# Stored data
____

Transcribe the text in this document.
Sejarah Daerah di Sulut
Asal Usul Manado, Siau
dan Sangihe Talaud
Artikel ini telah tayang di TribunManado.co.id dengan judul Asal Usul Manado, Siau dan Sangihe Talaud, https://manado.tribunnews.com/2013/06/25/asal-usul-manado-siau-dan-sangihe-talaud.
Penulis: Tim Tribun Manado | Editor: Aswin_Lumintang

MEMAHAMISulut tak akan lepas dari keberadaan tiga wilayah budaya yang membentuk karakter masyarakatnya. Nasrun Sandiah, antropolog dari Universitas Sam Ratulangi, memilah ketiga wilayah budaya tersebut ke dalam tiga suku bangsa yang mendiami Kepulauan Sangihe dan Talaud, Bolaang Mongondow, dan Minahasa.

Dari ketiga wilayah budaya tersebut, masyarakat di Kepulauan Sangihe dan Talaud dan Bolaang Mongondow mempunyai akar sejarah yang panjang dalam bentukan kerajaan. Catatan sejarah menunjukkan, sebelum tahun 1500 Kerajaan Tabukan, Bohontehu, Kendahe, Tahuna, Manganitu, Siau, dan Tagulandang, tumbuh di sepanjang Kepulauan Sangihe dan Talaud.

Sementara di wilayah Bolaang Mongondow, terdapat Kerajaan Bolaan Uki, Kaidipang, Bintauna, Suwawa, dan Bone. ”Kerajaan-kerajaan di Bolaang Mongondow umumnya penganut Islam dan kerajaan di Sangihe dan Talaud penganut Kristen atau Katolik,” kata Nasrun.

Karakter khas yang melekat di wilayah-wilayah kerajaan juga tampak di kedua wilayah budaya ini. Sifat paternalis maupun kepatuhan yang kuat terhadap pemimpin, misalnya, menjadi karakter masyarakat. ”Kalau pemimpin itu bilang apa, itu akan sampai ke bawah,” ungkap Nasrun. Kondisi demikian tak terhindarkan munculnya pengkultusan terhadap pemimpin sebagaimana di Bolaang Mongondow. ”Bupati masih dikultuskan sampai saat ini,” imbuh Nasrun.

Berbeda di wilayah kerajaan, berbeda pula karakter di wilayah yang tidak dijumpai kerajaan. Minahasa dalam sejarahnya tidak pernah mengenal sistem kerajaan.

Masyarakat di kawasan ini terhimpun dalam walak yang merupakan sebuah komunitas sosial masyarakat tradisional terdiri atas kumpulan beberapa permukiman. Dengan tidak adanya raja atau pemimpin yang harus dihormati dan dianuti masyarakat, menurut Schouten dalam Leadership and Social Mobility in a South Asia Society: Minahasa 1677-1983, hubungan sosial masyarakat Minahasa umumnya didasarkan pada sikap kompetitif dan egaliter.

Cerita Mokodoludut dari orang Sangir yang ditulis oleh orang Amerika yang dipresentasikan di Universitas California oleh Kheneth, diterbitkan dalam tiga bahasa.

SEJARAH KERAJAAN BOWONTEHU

____

# Exercise requirements
Identify the lines of the entries containing the string "Usul". Copy each such line.

# Exercise result
Asal Usul Manado, Siau
Artikel ini telah tayang di TribunManado.co.id dengan judul Asal Usul Manado, Siau dan Sangihe Talaud, https://manado.tribunnews.com/2013/06/25/asal-usul-manado-siau-dan-sangihe-talaud.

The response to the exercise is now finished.